**ТЕКСТ:**
....

Авторитет ратского игумена, как исключительного подвижника, яркого проповедника и добродетельного христианина был столь велик, что когда практически в одно время преставились два митрополита – Киевский и Галицкий, великий Галицкий князь Георгий Львович пожелал видеть на престоле своей митрополии игумена Петра. Что же касается киевской митрополии, то у тверского князя Михаила Ярославича, имевшего в тот момент ярлык на великое княжение, была своя кандидатура на митрополичье служение там - игумен Геронтий. Е. Голубинский предполагает, что при поддержке тверского князя игумену Геронтию предоставили возможность не только взять с собой первосвятительские облачения и чудотворную икону, написанную игуменом ратским Петром и подаренную митрополиту Максиму, но и митрополичьих чиновников. Последний факт, с точки зрения позднейших историков, ставит под сомнение самостоятельность его действий и указывает на покровительство великого князя.

Игумена ратского Петра отправили тоже с подобающей свитой. Но по некоторым сведениям, ему даже не сообщили о княжеских намерениях насчет него – боялись, что откажется. Житие настаивает на том, что он ехал послом от великого князя Галицкого с тайной грамотой, содержания которой не было ему известно. Поздние историки подвергают это сомнению, но мы ведь не знаем всех особенностей той эпохи. А то, что игумен Петр был скромным и кротким человеком, видно из многих обстоятельств его дальнейшей жизни. Кроме того, он, возможно, как многие древние монахи, считал несовместимым монашеский труд с архиерейским служением.

Как известно, игумен Геронтий попал в бурю и имел откровение от Пресвятой Богородицы о том, что митрополитом ему не быть, но упрямо продолжал путь. Игумену Петру, напротив, и погода и обстоятельства благоприятствовали. Он прибыл в Константинополь вовремя, получил аудиенцию у патриарха, был принят, оценен, обласкан и рукоположен в святительский сан. В довершение всего, у Геронтия отобрали знаки первосвятительского достоинства и отдали их святителю Петру. Причем, в Константинополе рассудили, что разделенную русскую митрополию следует снова соединить под омофором святителя Петра. Е. Голубинский и А. Карташов полагают, что предпочтение святителя Петра ставленнику великого князя было просто политическим жестом в сторону князя галицкого. Впрочем, о том же пишет и Н. Карамзин. Конечно, греки славились своим прагматизмом, но ведь за избранниками такого ранга и такой меры добродетели стоит еще и Господь…

«Святой Петр был поставлен в митрополиты всея Руси в мае— июне месяце 1308 года, на третий год после смерти митрополита Максима. В том же самом году он возвратился из Константинополя в Россию и прибыл к своему старейшему столу в Киев, из которого, как необходимо думать, ходил для посещения своей родины Галиции и своего великого князя Юрия Львовича, если только не сделал этого посещения по пути из Константинополя в Киев. В следующем 1309 году он явился на свой новый и действительный стол во Владимир Кляземский». Предполагают, что святитель, как и два его предшественника, перебрался во Владимир из-за постоянных татарских набегов на южную Русь.

....

**ИСХОДНЫЕ ДАННЫЕ:**
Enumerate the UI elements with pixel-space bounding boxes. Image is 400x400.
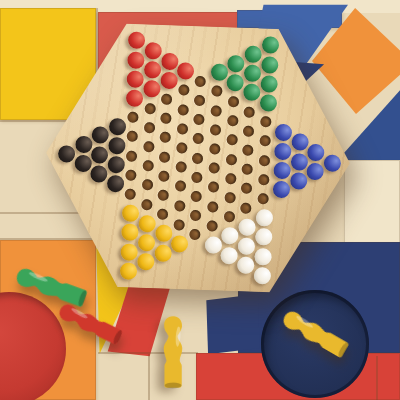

....

**СПИСОК ЗАДАНИЙ:**
[a] Когда, согласно тексту, святой Петр был поставлен в митрополиты всея Руси?
[b] Перепишите из текста без изменений фрагмент от слов "Игумена ратского Петра" до слов "с архиерейским служением." включительно.
Задания выполняются только по тексту.

**ОТВЕТЫ ПО ЗАДАНИЯМ:**
[a] В мае—июне 1308 года.

[b]
Игумена ратского Петра отправили тоже с подобающей свитой. Но по некоторым сведениям, ему даже не сообщили о княжеских намерениях насчет него – боялись, что откажется. Житие настаивает на том, что он ехал послом от великого князя Галицкого с тайной грамотой, содержания которой не было ему известно. Поздние историки подвергают это сомнению, но мы ведь не знаем всех особенностей той эпохи. А то, что игумен Петр был скромным и кротким человеком, видно из многих обстоятельств его дальнейшей жизни. Кроме того, он, возможно, как многие древние монахи, считал несовместимым монашеский труд с архиерейским служением.